(Dataset records)
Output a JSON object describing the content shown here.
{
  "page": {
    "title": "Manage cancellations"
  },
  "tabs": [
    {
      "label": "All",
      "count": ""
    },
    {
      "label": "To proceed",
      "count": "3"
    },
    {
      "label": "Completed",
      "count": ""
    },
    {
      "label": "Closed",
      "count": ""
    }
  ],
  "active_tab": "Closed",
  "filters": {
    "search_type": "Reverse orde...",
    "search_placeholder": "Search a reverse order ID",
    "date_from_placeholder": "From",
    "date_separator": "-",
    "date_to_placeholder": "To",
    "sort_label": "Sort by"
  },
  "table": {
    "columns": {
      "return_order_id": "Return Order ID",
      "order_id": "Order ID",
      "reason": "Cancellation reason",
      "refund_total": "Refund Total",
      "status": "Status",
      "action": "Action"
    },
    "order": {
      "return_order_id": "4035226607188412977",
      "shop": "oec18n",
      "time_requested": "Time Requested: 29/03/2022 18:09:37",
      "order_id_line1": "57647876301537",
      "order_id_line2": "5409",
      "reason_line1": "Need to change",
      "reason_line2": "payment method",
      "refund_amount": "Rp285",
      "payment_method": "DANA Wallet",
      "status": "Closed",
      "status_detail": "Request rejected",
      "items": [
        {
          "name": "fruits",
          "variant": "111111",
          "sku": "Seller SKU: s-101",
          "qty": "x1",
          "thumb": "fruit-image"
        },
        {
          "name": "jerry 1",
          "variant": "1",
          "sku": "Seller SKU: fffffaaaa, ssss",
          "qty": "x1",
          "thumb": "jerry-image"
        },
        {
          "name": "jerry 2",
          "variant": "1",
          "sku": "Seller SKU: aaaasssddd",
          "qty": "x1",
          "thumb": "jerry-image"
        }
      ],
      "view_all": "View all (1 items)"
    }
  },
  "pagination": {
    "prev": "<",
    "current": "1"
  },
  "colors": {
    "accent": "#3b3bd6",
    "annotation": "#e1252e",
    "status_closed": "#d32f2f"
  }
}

**PROBLEM TO WORK ON**:
Gather from the records above every line containing the string "jerry".

**FULL OUTPUT**:
          "name": "jerry 1",
          "thumb": "jerry-image"
          "name": "jerry 2",
          "thumb": "jerry-image"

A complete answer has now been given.